Dataset items:
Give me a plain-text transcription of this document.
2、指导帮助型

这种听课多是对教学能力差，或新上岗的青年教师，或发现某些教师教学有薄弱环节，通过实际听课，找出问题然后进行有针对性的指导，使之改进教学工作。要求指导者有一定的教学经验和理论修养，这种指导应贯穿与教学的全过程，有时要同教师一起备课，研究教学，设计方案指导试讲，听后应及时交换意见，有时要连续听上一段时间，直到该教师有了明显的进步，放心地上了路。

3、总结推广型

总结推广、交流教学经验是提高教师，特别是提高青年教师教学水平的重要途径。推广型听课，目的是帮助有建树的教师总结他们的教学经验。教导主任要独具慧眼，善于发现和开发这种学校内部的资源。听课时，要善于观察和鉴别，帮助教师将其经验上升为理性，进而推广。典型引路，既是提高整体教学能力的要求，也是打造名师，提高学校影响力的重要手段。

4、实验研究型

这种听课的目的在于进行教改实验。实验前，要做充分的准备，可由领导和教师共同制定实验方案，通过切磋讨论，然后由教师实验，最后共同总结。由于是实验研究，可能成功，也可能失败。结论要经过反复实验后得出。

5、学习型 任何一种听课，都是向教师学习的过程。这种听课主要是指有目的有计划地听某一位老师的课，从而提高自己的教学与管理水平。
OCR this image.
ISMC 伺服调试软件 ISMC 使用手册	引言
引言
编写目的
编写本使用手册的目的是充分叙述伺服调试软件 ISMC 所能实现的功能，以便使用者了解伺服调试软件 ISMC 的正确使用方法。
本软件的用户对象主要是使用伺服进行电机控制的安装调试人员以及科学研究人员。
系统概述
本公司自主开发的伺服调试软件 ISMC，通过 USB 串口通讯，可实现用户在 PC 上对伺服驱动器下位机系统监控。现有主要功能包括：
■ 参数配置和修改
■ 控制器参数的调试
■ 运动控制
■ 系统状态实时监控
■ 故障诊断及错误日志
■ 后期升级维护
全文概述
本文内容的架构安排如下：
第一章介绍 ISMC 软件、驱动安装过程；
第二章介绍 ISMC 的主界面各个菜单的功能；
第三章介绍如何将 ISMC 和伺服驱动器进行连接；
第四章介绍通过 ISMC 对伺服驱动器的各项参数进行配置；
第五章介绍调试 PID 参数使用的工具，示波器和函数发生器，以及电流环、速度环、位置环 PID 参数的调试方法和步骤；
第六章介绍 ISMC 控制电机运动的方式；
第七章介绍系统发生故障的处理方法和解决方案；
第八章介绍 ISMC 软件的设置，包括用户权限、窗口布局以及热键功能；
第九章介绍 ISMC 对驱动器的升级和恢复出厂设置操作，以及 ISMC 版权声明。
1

▸ **Stated exercise**: Among the entries above, how many lines include the word "ISMC"? Give the number with no comment.

▸ **Result of the task**: 10